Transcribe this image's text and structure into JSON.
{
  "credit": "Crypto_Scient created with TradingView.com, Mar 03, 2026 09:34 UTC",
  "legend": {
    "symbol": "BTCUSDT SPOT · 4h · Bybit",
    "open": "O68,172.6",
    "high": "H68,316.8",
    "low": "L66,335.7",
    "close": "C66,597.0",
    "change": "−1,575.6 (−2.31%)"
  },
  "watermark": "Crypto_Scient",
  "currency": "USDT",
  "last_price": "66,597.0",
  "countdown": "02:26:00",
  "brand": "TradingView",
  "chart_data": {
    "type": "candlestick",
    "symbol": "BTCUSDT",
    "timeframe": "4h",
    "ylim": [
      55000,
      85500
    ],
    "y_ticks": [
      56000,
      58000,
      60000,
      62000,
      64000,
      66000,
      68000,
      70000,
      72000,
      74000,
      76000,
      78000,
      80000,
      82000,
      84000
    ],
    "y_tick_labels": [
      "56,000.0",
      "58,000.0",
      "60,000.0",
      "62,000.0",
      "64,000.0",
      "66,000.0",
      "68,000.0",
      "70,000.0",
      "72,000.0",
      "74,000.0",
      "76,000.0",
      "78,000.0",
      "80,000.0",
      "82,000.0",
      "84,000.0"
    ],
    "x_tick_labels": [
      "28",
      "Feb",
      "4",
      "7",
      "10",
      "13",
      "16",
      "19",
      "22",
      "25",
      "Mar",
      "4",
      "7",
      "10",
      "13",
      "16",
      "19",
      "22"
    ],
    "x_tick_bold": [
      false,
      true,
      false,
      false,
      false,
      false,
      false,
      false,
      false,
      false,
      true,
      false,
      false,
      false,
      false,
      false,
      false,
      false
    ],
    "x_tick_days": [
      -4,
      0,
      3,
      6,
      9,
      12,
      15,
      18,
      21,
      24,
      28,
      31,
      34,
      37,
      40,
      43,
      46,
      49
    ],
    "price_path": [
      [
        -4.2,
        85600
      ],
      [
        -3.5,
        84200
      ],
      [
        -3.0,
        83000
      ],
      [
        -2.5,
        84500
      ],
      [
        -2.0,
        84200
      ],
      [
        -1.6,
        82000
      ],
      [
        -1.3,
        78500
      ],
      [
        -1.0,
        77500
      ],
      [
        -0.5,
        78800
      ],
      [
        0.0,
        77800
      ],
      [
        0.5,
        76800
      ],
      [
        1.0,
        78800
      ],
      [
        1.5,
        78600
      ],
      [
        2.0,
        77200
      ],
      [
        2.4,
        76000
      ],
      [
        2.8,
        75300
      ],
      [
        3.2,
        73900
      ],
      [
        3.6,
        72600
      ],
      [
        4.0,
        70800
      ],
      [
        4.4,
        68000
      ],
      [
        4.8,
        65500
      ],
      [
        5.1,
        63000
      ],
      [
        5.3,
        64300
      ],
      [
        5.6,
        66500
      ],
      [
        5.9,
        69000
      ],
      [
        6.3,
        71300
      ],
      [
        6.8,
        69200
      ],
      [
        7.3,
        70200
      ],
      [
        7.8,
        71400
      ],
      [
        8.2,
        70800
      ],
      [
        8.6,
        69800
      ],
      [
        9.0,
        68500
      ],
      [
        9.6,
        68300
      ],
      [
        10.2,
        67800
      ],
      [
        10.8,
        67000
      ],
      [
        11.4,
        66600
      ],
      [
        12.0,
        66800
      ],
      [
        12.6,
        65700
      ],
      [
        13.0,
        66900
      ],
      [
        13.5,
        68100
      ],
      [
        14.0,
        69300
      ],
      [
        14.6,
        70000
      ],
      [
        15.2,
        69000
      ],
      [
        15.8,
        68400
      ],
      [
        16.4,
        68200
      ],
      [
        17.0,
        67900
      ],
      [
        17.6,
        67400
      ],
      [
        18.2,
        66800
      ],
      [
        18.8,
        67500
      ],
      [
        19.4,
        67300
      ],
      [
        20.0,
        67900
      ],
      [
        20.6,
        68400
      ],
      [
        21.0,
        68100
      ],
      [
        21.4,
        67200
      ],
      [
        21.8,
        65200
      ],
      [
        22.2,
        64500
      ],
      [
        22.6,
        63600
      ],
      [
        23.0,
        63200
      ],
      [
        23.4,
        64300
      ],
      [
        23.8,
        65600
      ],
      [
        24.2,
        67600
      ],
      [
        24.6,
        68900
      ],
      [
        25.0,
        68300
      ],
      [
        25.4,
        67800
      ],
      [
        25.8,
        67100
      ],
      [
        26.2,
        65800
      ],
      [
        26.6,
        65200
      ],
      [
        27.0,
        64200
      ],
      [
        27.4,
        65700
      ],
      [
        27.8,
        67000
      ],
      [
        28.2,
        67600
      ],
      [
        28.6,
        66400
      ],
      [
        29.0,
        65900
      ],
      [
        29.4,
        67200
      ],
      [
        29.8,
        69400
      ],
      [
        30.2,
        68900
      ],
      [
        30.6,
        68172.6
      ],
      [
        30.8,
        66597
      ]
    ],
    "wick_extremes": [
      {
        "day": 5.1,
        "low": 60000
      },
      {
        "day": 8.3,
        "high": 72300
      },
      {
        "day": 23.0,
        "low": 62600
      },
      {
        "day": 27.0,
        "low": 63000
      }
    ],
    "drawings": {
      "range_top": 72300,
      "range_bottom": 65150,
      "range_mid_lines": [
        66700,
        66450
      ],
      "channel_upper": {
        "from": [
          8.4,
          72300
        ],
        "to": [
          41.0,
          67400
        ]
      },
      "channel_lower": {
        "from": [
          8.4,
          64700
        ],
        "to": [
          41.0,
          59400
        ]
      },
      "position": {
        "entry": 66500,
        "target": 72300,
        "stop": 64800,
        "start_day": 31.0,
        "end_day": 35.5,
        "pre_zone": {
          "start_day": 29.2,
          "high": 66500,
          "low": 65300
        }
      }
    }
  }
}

---

» Task instructions:
Would you reproduce all the entries exactly?

» The answer:
Transcribe this image's text and structure into JSON.
{
  "credit": "Crypto_Scient created with TradingView.com, Mar 03, 2026 09:34 UTC",
  "legend": {
    "symbol": "BTCUSDT SPOT · 4h · Bybit",
    "open": "O68,172.6",
    "high": "H68,316.8",
    "low": "L66,335.7",
    "close": "C66,597.0",
    "change": "−1,575.6 (−2.31%)"
  },
  "watermark": "Crypto_Scient",
  "currency": "USDT",
  "last_price": "66,597.0",
  "countdown": "02:26:00",
  "brand": "TradingView",
  "chart_data": {
    "type": "candlestick",
    "symbol": "BTCUSDT",
    "timeframe": "4h",
    "ylim": [
      55000,
      85500
    ],
    "y_ticks": [
      56000,
      58000,
      60000,
      62000,
      64000,
      66000,
      68000,
      70000,
      72000,
      74000,
      76000,
      78000,
      80000,
      82000,
      84000
    ],
    "y_tick_labels": [
      "56,000.0",
      "58,000.0",
      "60,000.0",
      "62,000.0",
      "64,000.0",
      "66,000.0",
      "68,000.0",
      "70,000.0",
      "72,000.0",
      "74,000.0",
      "76,000.0",
      "78,000.0",
      "80,000.0",
      "82,000.0",
      "84,000.0"
    ],
    "x_tick_labels": [
      "28",
      "Feb",
      "4",
      "7",
      "10",
      "13",
      "16",
      "19",
      "22",
      "25",
      "Mar",
      "4",
      "7",
      "10",
      "13",
      "16",
      "19",
      "22"
    ],
    "x_tick_bold": [
      false,
      true,
      false,
      false,
      false,
      false,
      false,
      false,
      false,
      false,
      true,
      false,
      false,
      false,
      false,
      false,
      false,
      false
    ],
    "x_tick_days": [
      -4,
      0,
      3,
      6,
      9,
      12,
      15,
      18,
      21,
      24,
      28,
      31,
      34,
      37,
      40,
      43,
      46,
      49
    ],
    "price_path": [
      [
        -4.2,
        85600
      ],
      [
        -3.5,
        84200
      ],
      [
        -3.0,
        83000
      ],
      [
        -2.5,
        84500
      ],
      [
        -2.0,
        84200
      ],
      [
        -1.6,
        82000
      ],
      [
        -1.3,
        78500
      ],
      [
        -1.0,
        77500
      ],
      [
        -0.5,
        78800
      ],
      [
        0.0,
        77800
      ],
      [
        0.5,
        76800
      ],
      [
        1.0,
        78800
      ],
      [
        1.5,
        78600
      ],
      [
        2.0,
        77200
      ],
      [
        2.4,
        76000
      ],
      [
        2.8,
        75300
      ],
      [
        3.2,
        73900
      ],
      [
        3.6,
        72600
      ],
      [
        4.0,
        70800
      ],
      [
        4.4,
        68000
      ],
      [
        4.8,
        65500
      ],
      [
        5.1,
        63000
      ],
      [
        5.3,
        64300
      ],
      [
        5.6,
        66500
      ],
      [
        5.9,
        69000
      ],
      [
        6.3,
        71300
      ],
      [
        6.8,
        69200
      ],
      [
        7.3,
        70200
      ],
      [
        7.8,
        71400
      ],
      [
        8.2,
        70800
      ],
      [
        8.6,
        69800
      ],
      [
        9.0,
        68500
      ],
      [
        9.6,
        68300
      ],
      [
        10.2,
        67800
      ],
      [
        10.8,
        67000
      ],
      [
        11.4,
        66600
      ],
      [
        12.0,
        66800
      ],
      [
        12.6,
        65700
      ],
      [
        13.0,
        66900
      ],
      [
        13.5,
        68100
      ],
      [
        14.0,
        69300
      ],
      [
        14.6,
        70000
      ],
      [
        15.2,
        69000
      ],
      [
        15.8,
        68400
      ],
      [
        16.4,
        68200
      ],
      [
        17.0,
        67900
      ],
      [
        17.6,
        67400
      ],
      [
        18.2,
        66800
      ],
      [
        18.8,
        67500
      ],
      [
        19.4,
        67300
      ],
      [
        20.0,
        67900
      ],
      [
        20.6,
        68400
      ],
      [
        21.0,
        68100
      ],
      [
        21.4,
        67200
      ],
      [
        21.8,
        65200
      ],
      [
        22.2,
        64500
      ],
      [
        22.6,
        63600
      ],
      [
        23.0,
        63200
      ],
      [
        23.4,
        64300
      ],
      [
        23.8,
        65600
      ],
      [
        24.2,
        67600
      ],
      [
        24.6,
        68900
      ],
      [
        25.0,
        68300
      ],
      [
        25.4,
        67800
      ],
      [
        25.8,
        67100
      ],
      [
        26.2,
        65800
      ],
      [
        26.6,
        65200
      ],
      [
        27.0,
        64200
      ],
      [
        27.4,
        65700
      ],
      [
        27.8,
        67000
      ],
      [
        28.2,
        67600
      ],
      [
        28.6,
        66400
      ],
      [
        29.0,
        65900
      ],
      [
        29.4,
        67200
      ],
      [
        29.8,
        69400
      ],
      [
        30.2,
        68900
      ],
      [
        30.6,
        68172.6
      ],
      [
        30.8,
        66597
      ]
    ],
    "wick_extremes": [
      {
        "day": 5.1,
        "low": 60000
      },
      {
        "day": 8.3,
        "high": 72300
      },
      {
        "day": 23.0,
        "low": 62600
      },
      {
        "day": 27.0,
        "low": 63000
      }
    ],
    "drawings": {
      "range_top": 72300,
      "range_bottom": 65150,
      "range_mid_lines": [
        66700,
        66450
      ],
      "channel_upper": {
        "from": [
          8.4,
          72300
        ],
        "to": [
          41.0,
          67400
        ]
      },
      "channel_lower": {
        "from": [
          8.4,
          64700
        ],
        "to": [
          41.0,
          59400
        ]
      },
      "position": {
        "entry": 66500,
        "target": 72300,
        "stop": 64800,
        "start_day": 31.0,
        "end_day": 35.5,
        "pre_zone": {
          "start_day": 29.2,
          "high": 66500,
          "low": 65300
        }
      }
    }
  }
}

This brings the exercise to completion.